*Task to carry out*. Read the lines below. Copy out any that hold the string "бюджета".

___ Entries shown ___

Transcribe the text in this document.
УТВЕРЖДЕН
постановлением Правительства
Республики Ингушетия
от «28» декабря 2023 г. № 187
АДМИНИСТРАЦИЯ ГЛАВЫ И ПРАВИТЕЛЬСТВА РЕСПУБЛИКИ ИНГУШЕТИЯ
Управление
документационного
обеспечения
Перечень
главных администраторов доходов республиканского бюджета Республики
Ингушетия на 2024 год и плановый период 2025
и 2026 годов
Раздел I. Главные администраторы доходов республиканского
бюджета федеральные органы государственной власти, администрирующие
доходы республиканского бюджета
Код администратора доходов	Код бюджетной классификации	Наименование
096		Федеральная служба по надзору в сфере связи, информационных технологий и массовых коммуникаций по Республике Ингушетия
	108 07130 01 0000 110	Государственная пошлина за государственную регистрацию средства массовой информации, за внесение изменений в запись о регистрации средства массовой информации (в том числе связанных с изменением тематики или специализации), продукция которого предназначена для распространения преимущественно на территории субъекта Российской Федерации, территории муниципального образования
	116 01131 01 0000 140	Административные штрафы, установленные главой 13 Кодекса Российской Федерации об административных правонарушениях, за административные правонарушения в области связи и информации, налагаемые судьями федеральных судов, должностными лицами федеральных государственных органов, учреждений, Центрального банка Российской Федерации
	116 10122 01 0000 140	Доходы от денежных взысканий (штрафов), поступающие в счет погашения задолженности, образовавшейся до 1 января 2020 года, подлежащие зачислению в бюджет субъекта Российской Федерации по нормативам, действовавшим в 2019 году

___

*Final result*.
главных администраторов доходов республиканского бюджета Республики
бюджета федеральные органы государственной власти, администрирующие
доходы республиканского бюджета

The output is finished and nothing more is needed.